Extracted data entries:
━━━━━━━━━━

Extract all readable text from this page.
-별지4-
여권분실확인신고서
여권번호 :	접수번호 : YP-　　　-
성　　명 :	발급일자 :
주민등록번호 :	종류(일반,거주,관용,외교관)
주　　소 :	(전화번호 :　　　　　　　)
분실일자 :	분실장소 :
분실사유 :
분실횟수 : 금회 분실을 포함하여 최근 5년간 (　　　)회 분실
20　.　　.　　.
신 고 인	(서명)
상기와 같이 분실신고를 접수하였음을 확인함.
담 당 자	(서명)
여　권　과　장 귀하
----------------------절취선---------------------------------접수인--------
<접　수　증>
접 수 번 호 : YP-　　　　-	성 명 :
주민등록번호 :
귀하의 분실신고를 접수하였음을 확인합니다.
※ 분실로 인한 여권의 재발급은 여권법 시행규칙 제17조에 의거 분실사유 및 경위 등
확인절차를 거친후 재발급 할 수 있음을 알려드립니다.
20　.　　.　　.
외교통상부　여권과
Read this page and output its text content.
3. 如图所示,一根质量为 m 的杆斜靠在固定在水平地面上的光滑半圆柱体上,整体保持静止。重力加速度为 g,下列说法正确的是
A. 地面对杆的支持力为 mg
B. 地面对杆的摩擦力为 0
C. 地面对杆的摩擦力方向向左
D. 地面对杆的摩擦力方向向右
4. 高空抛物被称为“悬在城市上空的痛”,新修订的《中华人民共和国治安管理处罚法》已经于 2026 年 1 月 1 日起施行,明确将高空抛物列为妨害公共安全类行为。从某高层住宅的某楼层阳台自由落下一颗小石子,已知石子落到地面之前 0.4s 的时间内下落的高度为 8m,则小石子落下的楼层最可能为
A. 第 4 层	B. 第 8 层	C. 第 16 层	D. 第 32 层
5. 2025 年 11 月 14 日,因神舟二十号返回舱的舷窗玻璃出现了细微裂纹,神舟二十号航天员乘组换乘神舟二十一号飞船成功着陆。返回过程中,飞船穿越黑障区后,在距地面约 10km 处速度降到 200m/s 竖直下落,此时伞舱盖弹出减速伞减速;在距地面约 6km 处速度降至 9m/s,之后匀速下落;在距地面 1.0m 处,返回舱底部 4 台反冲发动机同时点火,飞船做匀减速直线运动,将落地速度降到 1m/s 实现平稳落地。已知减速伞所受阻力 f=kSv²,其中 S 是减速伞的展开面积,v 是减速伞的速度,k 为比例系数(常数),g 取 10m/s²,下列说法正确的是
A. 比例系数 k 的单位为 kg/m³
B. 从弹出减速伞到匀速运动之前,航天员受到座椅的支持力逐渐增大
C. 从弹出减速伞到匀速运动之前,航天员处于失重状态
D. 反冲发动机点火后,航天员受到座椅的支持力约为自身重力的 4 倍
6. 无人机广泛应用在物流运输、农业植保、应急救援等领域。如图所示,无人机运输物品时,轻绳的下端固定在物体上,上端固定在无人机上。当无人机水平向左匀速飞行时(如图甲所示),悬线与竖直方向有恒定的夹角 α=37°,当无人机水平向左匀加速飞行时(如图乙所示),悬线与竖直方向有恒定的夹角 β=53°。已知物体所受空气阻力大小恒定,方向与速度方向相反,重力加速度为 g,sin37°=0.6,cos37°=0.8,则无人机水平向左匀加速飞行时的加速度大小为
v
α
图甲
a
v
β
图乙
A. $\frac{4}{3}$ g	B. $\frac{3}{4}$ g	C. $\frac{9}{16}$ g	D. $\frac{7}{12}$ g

━━━━━━━━━━

Directive:
Restate the whole of the material exactly.

Task solution:
Extract all readable text from this page.
-별지4-
여권분실확인신고서
여권번호 :	접수번호 : YP-　　　-
성　　명 :	발급일자 :
주민등록번호 :	종류(일반,거주,관용,외교관)
주　　소 :	(전화번호 :　　　　　　　)
분실일자 :	분실장소 :
분실사유 :
분실횟수 : 금회 분실을 포함하여 최근 5년간 (　　　)회 분실
20　.　　.　　.
신 고 인	(서명)
상기와 같이 분실신고를 접수하였음을 확인함.
담 당 자	(서명)
여　권　과　장 귀하
----------------------절취선---------------------------------접수인--------
<접　수　증>
접 수 번 호 : YP-　　　　-	성 명 :
주민등록번호 :
귀하의 분실신고를 접수하였음을 확인합니다.
※ 분실로 인한 여권의 재발급은 여권법 시행규칙 제17조에 의거 분실사유 및 경위 등
확인절차를 거친후 재발급 할 수 있음을 알려드립니다.
20　.　　.　　.
외교통상부　여권과
Read this page and output its text content.
3. 如图所示,一根质量为 m 的杆斜靠在固定在水平地面上的光滑半圆柱体上,整体保持静止。重力加速度为 g,下列说法正确的是
A. 地面对杆的支持力为 mg
B. 地面对杆的摩擦力为 0
C. 地面对杆的摩擦力方向向左
D. 地面对杆的摩擦力方向向右
4. 高空抛物被称为“悬在城市上空的痛”,新修订的《中华人民共和国治安管理处罚法》已经于 2026 年 1 月 1 日起施行,明确将高空抛物列为妨害公共安全类行为。从某高层住宅的某楼层阳台自由落下一颗小石子,已知石子落到地面之前 0.4s 的时间内下落的高度为 8m,则小石子落下的楼层最可能为
A. 第 4 层	B. 第 8 层	C. 第 16 层	D. 第 32 层
5. 2025 年 11 月 14 日,因神舟二十号返回舱的舷窗玻璃出现了细微裂纹,神舟二十号航天员乘组换乘神舟二十一号飞船成功着陆。返回过程中,飞船穿越黑障区后,在距地面约 10km 处速度降到 200m/s 竖直下落,此时伞舱盖弹出减速伞减速;在距地面约 6km 处速度降至 9m/s,之后匀速下落;在距地面 1.0m 处,返回舱底部 4 台反冲发动机同时点火,飞船做匀减速直线运动,将落地速度降到 1m/s 实现平稳落地。已知减速伞所受阻力 f=kSv²,其中 S 是减速伞的展开面积,v 是减速伞的速度,k 为比例系数(常数),g 取 10m/s²,下列说法正确的是
A. 比例系数 k 的单位为 kg/m³
B. 从弹出减速伞到匀速运动之前,航天员受到座椅的支持力逐渐增大
C. 从弹出减速伞到匀速运动之前,航天员处于失重状态
D. 反冲发动机点火后,航天员受到座椅的支持力约为自身重力的 4 倍
6. 无人机广泛应用在物流运输、农业植保、应急救援等领域。如图所示,无人机运输物品时,轻绳的下端固定在物体上,上端固定在无人机上。当无人机水平向左匀速飞行时(如图甲所示),悬线与竖直方向有恒定的夹角 α=37°,当无人机水平向左匀加速飞行时(如图乙所示),悬线与竖直方向有恒定的夹角 β=53°。已知物体所受空气阻力大小恒定,方向与速度方向相反,重力加速度为 g,sin37°=0.6,cos37°=0.8,则无人机水平向左匀加速飞行时的加速度大小为
v
α
图甲
a
v
β
图乙
A. $\frac{4}{3}$ g	B. $\frac{3}{4}$ g	C. $\frac{9}{16}$ g	D. $\frac{7}{12}$ g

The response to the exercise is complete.